[Prompt]: Could every line of the data be printed exactly as it reads?
________________________________________
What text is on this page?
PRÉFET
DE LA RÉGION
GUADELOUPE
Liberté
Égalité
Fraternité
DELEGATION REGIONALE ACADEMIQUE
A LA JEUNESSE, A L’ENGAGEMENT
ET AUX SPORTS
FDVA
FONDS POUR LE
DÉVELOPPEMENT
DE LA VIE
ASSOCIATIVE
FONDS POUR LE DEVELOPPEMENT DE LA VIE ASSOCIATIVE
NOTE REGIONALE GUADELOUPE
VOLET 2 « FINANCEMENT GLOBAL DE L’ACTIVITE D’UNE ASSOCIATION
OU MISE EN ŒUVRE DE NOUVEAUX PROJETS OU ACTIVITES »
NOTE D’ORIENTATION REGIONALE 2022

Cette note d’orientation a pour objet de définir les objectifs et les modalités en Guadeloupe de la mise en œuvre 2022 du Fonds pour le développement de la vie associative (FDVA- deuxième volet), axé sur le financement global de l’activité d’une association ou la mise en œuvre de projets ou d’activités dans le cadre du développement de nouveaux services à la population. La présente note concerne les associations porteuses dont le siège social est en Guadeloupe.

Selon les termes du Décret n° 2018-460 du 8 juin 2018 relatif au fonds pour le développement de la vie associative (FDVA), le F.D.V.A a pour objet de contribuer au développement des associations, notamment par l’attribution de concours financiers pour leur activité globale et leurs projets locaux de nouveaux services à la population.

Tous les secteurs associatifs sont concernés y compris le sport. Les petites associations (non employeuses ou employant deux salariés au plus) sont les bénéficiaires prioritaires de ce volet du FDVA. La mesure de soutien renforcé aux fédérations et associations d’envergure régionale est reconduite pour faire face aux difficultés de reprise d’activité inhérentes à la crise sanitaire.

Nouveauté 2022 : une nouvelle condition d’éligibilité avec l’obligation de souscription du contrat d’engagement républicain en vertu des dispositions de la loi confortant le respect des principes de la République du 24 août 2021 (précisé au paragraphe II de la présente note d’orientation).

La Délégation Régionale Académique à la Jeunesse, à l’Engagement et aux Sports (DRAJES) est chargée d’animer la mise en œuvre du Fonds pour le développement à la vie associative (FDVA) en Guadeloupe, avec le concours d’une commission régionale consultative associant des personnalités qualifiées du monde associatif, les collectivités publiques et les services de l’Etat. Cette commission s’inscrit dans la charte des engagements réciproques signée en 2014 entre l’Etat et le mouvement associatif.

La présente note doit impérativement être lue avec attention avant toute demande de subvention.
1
________________________________________
[The completed task]:
What text is on this page?
PRÉFET
DE LA RÉGION
GUADELOUPE
Liberté
Égalité
Fraternité
DELEGATION REGIONALE ACADEMIQUE
A LA JEUNESSE, A L’ENGAGEMENT
ET AUX SPORTS
FDVA
FONDS POUR LE
DÉVELOPPEMENT
DE LA VIE
ASSOCIATIVE
FONDS POUR LE DEVELOPPEMENT DE LA VIE ASSOCIATIVE
NOTE REGIONALE GUADELOUPE
VOLET 2 « FINANCEMENT GLOBAL DE L’ACTIVITE D’UNE ASSOCIATION
OU MISE EN ŒUVRE DE NOUVEAUX PROJETS OU ACTIVITES »
NOTE D’ORIENTATION REGIONALE 2022

Cette note d’orientation a pour objet de définir les objectifs et les modalités en Guadeloupe de la mise en œuvre 2022 du Fonds pour le développement de la vie associative (FDVA- deuxième volet), axé sur le financement global de l’activité d’une association ou la mise en œuvre de projets ou d’activités dans le cadre du développement de nouveaux services à la population. La présente note concerne les associations porteuses dont le siège social est en Guadeloupe.

Selon les termes du Décret n° 2018-460 du 8 juin 2018 relatif au fonds pour le développement de la vie associative (FDVA), le F.D.V.A a pour objet de contribuer au développement des associations, notamment par l’attribution de concours financiers pour leur activité globale et leurs projets locaux de nouveaux services à la population.

Tous les secteurs associatifs sont concernés y compris le sport. Les petites associations (non employeuses ou employant deux salariés au plus) sont les bénéficiaires prioritaires de ce volet du FDVA. La mesure de soutien renforcé aux fédérations et associations d’envergure régionale est reconduite pour faire face aux difficultés de reprise d’activité inhérentes à la crise sanitaire.

Nouveauté 2022 : une nouvelle condition d’éligibilité avec l’obligation de souscription du contrat d’engagement républicain en vertu des dispositions de la loi confortant le respect des principes de la République du 24 août 2021 (précisé au paragraphe II de la présente note d’orientation).

La Délégation Régionale Académique à la Jeunesse, à l’Engagement et aux Sports (DRAJES) est chargée d’animer la mise en œuvre du Fonds pour le développement à la vie associative (FDVA) en Guadeloupe, avec le concours d’une commission régionale consultative associant des personnalités qualifiées du monde associatif, les collectivités publiques et les services de l’Etat. Cette commission s’inscrit dans la charte des engagements réciproques signée en 2014 entre l’Etat et le mouvement associatif.

La présente note doit impérativement être lue avec attention avant toute demande de subvention.
1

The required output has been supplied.